─── DATASET RECORDS
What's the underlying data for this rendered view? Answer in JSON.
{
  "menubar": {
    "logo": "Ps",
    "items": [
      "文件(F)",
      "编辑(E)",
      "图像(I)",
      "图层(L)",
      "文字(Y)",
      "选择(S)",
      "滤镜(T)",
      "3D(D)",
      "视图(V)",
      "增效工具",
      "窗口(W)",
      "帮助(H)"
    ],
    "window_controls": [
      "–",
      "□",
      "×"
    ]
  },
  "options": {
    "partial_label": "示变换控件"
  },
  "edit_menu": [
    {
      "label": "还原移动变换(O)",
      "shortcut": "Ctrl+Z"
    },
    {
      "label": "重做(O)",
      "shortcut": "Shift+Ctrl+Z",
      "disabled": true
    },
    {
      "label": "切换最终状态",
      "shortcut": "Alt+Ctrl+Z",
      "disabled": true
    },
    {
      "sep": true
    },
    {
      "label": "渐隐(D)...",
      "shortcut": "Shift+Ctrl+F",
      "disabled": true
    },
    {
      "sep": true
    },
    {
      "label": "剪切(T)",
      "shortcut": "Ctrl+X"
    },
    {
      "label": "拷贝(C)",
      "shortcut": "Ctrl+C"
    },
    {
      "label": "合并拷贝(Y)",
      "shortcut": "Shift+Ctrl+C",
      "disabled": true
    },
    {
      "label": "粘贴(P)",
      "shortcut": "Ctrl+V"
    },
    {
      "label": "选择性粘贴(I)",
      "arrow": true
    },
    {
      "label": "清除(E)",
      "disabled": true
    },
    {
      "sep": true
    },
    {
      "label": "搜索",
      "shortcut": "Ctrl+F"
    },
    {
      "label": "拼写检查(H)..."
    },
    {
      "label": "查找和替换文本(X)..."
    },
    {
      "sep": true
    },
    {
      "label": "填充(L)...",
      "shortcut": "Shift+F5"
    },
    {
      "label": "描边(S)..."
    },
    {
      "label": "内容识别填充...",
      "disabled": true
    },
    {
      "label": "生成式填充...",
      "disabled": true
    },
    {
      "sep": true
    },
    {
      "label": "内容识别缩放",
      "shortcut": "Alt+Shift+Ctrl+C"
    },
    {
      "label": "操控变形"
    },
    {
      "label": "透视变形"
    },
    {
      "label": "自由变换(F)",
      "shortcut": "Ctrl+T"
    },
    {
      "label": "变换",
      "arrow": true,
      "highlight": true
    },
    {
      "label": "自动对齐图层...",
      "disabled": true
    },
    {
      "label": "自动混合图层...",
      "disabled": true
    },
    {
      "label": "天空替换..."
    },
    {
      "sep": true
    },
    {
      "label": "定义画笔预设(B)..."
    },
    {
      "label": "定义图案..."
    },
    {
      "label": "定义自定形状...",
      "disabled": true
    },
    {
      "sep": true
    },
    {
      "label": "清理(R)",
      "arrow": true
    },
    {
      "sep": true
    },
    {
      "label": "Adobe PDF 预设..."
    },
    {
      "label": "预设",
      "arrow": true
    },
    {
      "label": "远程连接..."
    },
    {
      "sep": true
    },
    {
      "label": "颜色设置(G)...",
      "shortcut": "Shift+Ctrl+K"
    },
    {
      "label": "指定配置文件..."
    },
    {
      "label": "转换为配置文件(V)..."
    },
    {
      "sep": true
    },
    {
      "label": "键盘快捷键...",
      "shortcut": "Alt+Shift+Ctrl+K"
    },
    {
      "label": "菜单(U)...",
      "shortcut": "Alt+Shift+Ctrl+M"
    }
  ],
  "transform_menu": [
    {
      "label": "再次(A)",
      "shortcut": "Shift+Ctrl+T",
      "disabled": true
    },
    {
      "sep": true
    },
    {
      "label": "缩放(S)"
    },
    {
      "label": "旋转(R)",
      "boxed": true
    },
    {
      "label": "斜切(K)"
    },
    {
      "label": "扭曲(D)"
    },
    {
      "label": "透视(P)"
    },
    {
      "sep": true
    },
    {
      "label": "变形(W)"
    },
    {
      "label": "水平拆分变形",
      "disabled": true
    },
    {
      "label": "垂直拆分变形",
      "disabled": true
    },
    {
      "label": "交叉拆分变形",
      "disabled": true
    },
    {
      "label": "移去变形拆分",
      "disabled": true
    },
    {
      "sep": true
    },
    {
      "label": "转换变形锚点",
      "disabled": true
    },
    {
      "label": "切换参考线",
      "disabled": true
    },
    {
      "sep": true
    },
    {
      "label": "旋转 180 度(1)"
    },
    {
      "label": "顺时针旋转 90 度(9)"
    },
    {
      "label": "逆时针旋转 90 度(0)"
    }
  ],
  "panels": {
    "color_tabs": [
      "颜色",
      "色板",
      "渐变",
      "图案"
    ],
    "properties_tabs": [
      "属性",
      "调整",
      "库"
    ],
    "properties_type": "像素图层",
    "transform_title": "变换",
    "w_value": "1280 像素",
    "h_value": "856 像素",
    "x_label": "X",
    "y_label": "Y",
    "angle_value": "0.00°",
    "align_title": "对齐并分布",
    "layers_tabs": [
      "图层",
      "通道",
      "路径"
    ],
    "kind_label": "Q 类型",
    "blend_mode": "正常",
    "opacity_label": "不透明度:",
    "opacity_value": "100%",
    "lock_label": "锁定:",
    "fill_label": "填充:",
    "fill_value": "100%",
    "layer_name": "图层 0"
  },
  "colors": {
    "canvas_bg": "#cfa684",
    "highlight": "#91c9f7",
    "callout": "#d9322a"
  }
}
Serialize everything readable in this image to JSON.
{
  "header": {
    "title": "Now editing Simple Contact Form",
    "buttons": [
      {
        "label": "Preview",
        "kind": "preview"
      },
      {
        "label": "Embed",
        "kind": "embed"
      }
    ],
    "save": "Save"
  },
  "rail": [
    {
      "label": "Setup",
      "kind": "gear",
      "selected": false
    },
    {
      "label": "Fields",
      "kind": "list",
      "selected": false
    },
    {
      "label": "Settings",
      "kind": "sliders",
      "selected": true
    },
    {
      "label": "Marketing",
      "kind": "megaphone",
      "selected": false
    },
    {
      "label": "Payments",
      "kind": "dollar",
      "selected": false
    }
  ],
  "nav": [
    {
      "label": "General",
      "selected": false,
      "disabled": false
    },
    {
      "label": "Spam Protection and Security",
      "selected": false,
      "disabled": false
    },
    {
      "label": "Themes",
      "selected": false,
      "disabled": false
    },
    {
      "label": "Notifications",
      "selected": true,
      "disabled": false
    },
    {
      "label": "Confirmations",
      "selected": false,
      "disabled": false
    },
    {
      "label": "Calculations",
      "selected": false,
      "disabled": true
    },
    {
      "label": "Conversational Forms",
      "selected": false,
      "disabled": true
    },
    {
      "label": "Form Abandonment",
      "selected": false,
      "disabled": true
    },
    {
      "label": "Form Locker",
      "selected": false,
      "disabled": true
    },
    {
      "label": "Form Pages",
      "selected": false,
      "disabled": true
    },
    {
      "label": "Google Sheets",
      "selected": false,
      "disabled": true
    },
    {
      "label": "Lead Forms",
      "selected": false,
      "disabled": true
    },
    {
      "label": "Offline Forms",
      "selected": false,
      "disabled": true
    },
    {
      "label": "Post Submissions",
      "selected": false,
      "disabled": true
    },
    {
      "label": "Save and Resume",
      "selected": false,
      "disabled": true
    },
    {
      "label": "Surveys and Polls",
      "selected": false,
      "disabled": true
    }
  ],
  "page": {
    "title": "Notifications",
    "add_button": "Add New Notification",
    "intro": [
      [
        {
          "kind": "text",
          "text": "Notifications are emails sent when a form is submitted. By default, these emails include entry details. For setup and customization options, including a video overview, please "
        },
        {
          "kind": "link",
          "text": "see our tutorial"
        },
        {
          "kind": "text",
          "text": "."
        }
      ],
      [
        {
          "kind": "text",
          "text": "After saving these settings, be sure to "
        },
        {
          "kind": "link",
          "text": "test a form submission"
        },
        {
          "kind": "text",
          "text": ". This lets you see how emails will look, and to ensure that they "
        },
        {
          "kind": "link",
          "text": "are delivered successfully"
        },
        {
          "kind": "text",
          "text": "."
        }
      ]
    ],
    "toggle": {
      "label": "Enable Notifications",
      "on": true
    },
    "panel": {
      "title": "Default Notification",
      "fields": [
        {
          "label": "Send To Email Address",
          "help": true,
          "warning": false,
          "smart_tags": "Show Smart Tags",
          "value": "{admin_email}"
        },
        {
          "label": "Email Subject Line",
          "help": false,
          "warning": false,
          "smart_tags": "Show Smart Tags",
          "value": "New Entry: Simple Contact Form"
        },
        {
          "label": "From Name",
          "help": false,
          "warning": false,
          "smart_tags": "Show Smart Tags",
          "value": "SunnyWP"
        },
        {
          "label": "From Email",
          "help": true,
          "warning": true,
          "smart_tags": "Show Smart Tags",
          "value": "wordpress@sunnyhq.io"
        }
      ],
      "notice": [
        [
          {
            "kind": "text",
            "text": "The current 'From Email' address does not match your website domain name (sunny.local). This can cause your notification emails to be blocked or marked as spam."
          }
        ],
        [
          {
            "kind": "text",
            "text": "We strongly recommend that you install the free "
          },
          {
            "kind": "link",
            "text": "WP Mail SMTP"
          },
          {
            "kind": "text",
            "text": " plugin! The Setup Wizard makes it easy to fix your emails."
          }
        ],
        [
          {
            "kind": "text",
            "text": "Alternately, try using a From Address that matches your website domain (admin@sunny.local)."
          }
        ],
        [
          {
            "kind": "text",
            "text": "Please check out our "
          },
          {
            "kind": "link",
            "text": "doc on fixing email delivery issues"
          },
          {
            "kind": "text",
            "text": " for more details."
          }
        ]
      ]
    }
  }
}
──────
EXERCISE => Make a tally of the lines in this data that include the string "JSON", and answer with that tally alone.

RESULT OF THE EXERCISE => 2